**Task requirements:**
It is required that all of the data be written out exactly.

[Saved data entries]
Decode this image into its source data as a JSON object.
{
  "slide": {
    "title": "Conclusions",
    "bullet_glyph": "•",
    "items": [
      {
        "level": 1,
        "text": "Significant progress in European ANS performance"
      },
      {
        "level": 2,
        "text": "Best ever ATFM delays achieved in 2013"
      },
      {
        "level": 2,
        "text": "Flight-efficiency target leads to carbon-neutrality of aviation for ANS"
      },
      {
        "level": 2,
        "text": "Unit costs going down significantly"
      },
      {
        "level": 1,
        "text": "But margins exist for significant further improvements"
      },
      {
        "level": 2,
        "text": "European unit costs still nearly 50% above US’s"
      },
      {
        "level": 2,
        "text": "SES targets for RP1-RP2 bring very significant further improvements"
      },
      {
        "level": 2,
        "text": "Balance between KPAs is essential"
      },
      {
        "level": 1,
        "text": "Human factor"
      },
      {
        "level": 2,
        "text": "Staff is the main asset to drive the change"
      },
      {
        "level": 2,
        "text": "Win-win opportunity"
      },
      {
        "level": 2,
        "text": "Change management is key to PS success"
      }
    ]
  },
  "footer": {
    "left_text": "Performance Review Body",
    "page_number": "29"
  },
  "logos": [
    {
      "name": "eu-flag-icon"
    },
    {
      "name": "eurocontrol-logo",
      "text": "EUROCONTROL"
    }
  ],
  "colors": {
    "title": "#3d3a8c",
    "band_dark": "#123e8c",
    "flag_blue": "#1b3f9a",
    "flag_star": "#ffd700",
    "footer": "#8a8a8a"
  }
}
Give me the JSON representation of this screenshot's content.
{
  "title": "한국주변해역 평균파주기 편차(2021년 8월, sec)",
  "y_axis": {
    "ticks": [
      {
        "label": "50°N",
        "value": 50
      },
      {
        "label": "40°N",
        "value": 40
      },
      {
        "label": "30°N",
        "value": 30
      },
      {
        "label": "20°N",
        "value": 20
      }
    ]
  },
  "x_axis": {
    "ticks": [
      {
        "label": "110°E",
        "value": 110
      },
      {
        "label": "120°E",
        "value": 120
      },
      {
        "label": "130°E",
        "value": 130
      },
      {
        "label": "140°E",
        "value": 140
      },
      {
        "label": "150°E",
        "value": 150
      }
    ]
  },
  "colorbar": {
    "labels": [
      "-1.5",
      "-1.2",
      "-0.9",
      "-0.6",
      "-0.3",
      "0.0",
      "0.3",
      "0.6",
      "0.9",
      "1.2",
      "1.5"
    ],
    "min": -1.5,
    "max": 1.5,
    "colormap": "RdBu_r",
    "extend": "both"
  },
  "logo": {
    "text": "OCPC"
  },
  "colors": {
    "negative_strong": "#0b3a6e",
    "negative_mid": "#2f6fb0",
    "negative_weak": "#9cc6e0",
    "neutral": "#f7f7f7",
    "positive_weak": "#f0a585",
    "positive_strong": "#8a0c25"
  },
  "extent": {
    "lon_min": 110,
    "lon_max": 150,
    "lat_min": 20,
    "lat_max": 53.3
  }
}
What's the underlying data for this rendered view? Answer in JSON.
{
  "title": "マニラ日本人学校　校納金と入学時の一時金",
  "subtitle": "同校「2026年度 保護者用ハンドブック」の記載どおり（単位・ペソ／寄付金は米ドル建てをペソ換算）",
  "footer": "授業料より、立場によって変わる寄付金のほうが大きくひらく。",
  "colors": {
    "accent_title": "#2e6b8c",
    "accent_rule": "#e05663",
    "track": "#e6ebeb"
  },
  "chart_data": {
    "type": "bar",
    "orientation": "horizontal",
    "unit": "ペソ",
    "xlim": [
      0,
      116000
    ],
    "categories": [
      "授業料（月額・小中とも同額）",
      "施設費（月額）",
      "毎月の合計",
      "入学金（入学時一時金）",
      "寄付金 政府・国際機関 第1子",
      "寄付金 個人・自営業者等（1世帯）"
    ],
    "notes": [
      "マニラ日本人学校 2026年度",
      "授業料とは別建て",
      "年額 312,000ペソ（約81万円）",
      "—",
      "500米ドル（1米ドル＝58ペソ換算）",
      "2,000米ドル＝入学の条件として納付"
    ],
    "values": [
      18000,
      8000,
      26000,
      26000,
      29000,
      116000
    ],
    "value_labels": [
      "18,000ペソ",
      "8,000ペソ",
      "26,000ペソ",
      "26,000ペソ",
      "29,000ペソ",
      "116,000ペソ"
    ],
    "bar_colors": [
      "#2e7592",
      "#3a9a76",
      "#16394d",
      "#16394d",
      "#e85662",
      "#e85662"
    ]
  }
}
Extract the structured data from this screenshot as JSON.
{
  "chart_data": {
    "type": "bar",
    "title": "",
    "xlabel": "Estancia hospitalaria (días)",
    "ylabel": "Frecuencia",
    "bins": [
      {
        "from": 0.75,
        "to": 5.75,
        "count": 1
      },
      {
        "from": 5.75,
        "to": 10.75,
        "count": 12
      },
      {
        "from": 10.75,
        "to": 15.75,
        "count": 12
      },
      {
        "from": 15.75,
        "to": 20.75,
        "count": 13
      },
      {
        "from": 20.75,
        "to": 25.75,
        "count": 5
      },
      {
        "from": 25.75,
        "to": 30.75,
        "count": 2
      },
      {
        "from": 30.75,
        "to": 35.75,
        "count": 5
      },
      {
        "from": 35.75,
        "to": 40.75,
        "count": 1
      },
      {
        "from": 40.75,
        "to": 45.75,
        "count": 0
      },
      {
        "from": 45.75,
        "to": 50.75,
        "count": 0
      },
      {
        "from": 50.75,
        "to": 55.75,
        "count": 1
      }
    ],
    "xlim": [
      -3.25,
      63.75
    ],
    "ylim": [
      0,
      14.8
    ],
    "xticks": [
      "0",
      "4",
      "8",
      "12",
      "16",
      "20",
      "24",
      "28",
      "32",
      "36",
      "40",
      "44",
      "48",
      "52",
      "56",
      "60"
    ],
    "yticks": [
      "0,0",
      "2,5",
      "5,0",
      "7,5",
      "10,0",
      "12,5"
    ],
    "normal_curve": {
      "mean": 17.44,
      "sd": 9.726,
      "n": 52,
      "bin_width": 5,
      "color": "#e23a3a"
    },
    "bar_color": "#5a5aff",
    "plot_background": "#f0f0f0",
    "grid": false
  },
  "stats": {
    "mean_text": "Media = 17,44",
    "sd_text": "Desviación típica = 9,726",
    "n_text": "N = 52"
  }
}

**Response to the task:**
Decode this image into its source data as a JSON object.
{
  "slide": {
    "title": "Conclusions",
    "bullet_glyph": "•",
    "items": [
      {
        "level": 1,
        "text": "Significant progress in European ANS performance"
      },
      {
        "level": 2,
        "text": "Best ever ATFM delays achieved in 2013"
      },
      {
        "level": 2,
        "text": "Flight-efficiency target leads to carbon-neutrality of aviation for ANS"
      },
      {
        "level": 2,
        "text": "Unit costs going down significantly"
      },
      {
        "level": 1,
        "text": "But margins exist for significant further improvements"
      },
      {
        "level": 2,
        "text": "European unit costs still nearly 50% above US’s"
      },
      {
        "level": 2,
        "text": "SES targets for RP1-RP2 bring very significant further improvements"
      },
      {
        "level": 2,
        "text": "Balance between KPAs is essential"
      },
      {
        "level": 1,
        "text": "Human factor"
      },
      {
        "level": 2,
        "text": "Staff is the main asset to drive the change"
      },
      {
        "level": 2,
        "text": "Win-win opportunity"
      },
      {
        "level": 2,
        "text": "Change management is key to PS success"
      }
    ]
  },
  "footer": {
    "left_text": "Performance Review Body",
    "page_number": "29"
  },
  "logos": [
    {
      "name": "eu-flag-icon"
    },
    {
      "name": "eurocontrol-logo",
      "text": "EUROCONTROL"
    }
  ],
  "colors": {
    "title": "#3d3a8c",
    "band_dark": "#123e8c",
    "flag_blue": "#1b3f9a",
    "flag_star": "#ffd700",
    "footer": "#8a8a8a"
  }
}
Give me the JSON representation of this screenshot's content.
{
  "title": "한국주변해역 평균파주기 편차(2021년 8월, sec)",
  "y_axis": {
    "ticks": [
      {
        "label": "50°N",
        "value": 50
      },
      {
        "label": "40°N",
        "value": 40
      },
      {
        "label": "30°N",
        "value": 30
      },
      {
        "label": "20°N",
        "value": 20
      }
    ]
  },
  "x_axis": {
    "ticks": [
      {
        "label": "110°E",
        "value": 110
      },
      {
        "label": "120°E",
        "value": 120
      },
      {
        "label": "130°E",
        "value": 130
      },
      {
        "label": "140°E",
        "value": 140
      },
      {
        "label": "150°E",
        "value": 150
      }
    ]
  },
  "colorbar": {
    "labels": [
      "-1.5",
      "-1.2",
      "-0.9",
      "-0.6",
      "-0.3",
      "0.0",
      "0.3",
      "0.6",
      "0.9",
      "1.2",
      "1.5"
    ],
    "min": -1.5,
    "max": 1.5,
    "colormap": "RdBu_r",
    "extend": "both"
  },
  "logo": {
    "text": "OCPC"
  },
  "colors": {
    "negative_strong": "#0b3a6e",
    "negative_mid": "#2f6fb0",
    "negative_weak": "#9cc6e0",
    "neutral": "#f7f7f7",
    "positive_weak": "#f0a585",
    "positive_strong": "#8a0c25"
  },
  "extent": {
    "lon_min": 110,
    "lon_max": 150,
    "lat_min": 20,
    "lat_max": 53.3
  }
}
What's the underlying data for this rendered view? Answer in JSON.
{
  "title": "マニラ日本人学校　校納金と入学時の一時金",
  "subtitle": "同校「2026年度 保護者用ハンドブック」の記載どおり（単位・ペソ／寄付金は米ドル建てをペソ換算）",
  "footer": "授業料より、立場によって変わる寄付金のほうが大きくひらく。",
  "colors": {
    "accent_title": "#2e6b8c",
    "accent_rule": "#e05663",
    "track": "#e6ebeb"
  },
  "chart_data": {
    "type": "bar",
    "orientation": "horizontal",
    "unit": "ペソ",
    "xlim": [
      0,
      116000
    ],
    "categories": [
      "授業料（月額・小中とも同額）",
      "施設費（月額）",
      "毎月の合計",
      "入学金（入学時一時金）",
      "寄付金 政府・国際機関 第1子",
      "寄付金 個人・自営業者等（1世帯）"
    ],
    "notes": [
      "マニラ日本人学校 2026年度",
      "授業料とは別建て",
      "年額 312,000ペソ（約81万円）",
      "—",
      "500米ドル（1米ドル＝58ペソ換算）",
      "2,000米ドル＝入学の条件として納付"
    ],
    "values": [
      18000,
      8000,
      26000,
      26000,
      29000,
      116000
    ],
    "value_labels": [
      "18,000ペソ",
      "8,000ペソ",
      "26,000ペソ",
      "26,000ペソ",
      "29,000ペソ",
      "116,000ペソ"
    ],
    "bar_colors": [
      "#2e7592",
      "#3a9a76",
      "#16394d",
      "#16394d",
      "#e85662",
      "#e85662"
    ]
  }
}
Extract the structured data from this screenshot as JSON.
{
  "chart_data": {
    "type": "bar",
    "title": "",
    "xlabel": "Estancia hospitalaria (días)",
    "ylabel": "Frecuencia",
    "bins": [
      {
        "from": 0.75,
        "to": 5.75,
        "count": 1
      },
      {
        "from": 5.75,
        "to": 10.75,
        "count": 12
      },
      {
        "from": 10.75,
        "to": 15.75,
        "count": 12
      },
      {
        "from": 15.75,
        "to": 20.75,
        "count": 13
      },
      {
        "from": 20.75,
        "to": 25.75,
        "count": 5
      },
      {
        "from": 25.75,
        "to": 30.75,
        "count": 2
      },
      {
        "from": 30.75,
        "to": 35.75,
        "count": 5
      },
      {
        "from": 35.75,
        "to": 40.75,
        "count": 1
      },
      {
        "from": 40.75,
        "to": 45.75,
        "count": 0
      },
      {
        "from": 45.75,
        "to": 50.75,
        "count": 0
      },
      {
        "from": 50.75,
        "to": 55.75,
        "count": 1
      }
    ],
    "xlim": [
      -3.25,
      63.75
    ],
    "ylim": [
      0,
      14.8
    ],
    "xticks": [
      "0",
      "4",
      "8",
      "12",
      "16",
      "20",
      "24",
      "28",
      "32",
      "36",
      "40",
      "44",
      "48",
      "52",
      "56",
      "60"
    ],
    "yticks": [
      "0,0",
      "2,5",
      "5,0",
      "7,5",
      "10,0",
      "12,5"
    ],
    "normal_curve": {
      "mean": 17.44,
      "sd": 9.726,
      "n": 52,
      "bin_width": 5,
      "color": "#e23a3a"
    },
    "bar_color": "#5a5aff",
    "plot_background": "#f0f0f0",
    "grid": false
  },
  "stats": {
    "mean_text": "Media = 17,44",
    "sd_text": "Desviación típica = 9,726",
    "n_text": "N = 52"
  }
}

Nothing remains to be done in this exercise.